MATERIAL PROVIDED:

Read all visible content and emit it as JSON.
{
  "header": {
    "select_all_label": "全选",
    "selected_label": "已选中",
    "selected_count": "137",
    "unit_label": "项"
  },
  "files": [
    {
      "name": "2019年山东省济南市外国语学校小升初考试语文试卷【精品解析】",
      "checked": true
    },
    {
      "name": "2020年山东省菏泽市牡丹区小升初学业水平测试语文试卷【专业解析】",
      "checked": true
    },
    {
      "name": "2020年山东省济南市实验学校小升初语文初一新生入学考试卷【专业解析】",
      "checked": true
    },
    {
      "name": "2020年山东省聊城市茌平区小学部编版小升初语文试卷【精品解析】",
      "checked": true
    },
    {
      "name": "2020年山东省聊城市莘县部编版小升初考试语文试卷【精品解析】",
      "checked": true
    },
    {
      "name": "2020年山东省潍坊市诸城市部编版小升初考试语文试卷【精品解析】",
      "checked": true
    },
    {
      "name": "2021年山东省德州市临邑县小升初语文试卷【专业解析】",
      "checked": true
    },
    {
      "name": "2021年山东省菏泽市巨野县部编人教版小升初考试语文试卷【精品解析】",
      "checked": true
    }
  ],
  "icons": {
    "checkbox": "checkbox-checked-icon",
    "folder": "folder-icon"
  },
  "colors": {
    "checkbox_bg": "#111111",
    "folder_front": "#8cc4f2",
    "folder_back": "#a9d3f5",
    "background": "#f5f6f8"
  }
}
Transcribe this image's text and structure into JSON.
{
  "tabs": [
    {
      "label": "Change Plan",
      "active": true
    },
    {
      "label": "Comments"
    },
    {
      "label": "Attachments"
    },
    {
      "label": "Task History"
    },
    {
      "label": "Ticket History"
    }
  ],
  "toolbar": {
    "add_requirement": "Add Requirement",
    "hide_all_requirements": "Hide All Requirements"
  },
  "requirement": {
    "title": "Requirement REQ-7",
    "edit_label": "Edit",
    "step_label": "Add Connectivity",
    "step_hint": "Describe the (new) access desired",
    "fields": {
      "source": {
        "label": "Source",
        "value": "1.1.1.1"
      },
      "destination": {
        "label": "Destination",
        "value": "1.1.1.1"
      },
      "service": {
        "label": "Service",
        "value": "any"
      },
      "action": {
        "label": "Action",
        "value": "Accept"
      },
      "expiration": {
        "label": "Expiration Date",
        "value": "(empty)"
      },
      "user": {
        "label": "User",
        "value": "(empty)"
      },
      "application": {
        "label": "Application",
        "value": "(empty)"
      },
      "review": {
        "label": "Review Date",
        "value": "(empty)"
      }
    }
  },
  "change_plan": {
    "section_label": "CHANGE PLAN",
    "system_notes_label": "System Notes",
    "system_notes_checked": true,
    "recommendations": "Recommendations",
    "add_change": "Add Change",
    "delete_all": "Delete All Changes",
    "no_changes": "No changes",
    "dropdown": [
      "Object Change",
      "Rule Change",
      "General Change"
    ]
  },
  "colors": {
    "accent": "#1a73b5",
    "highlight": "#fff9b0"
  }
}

TASK TO COMPLETE: Show every line from the entries above in which "name" appears.

CORRECT OUTPUT:
      "name": "2019年山东省济南市外国语学校小升初考试语文试卷【精品解析】",
      "name": "2020年山东省菏泽市牡丹区小升初学业水平测试语文试卷【专业解析】",
      "name": "2020年山东省济南市实验学校小升初语文初一新生入学考试卷【专业解析】",
      "name": "2020年山东省聊城市茌平区小学部编版小升初语文试卷【精品解析】",
      "name": "2020年山东省聊城市莘县部编版小升初考试语文试卷【精品解析】",
      "name": "2020年山东省潍坊市诸城市部编版小升初考试语文试卷【精品解析】",
      "name": "2021年山东省德州市临邑县小升初语文试卷【专业解析】",
      "name": "2021年山东省菏泽市巨野县部编人教版小升初考试语文试卷【精品解析】",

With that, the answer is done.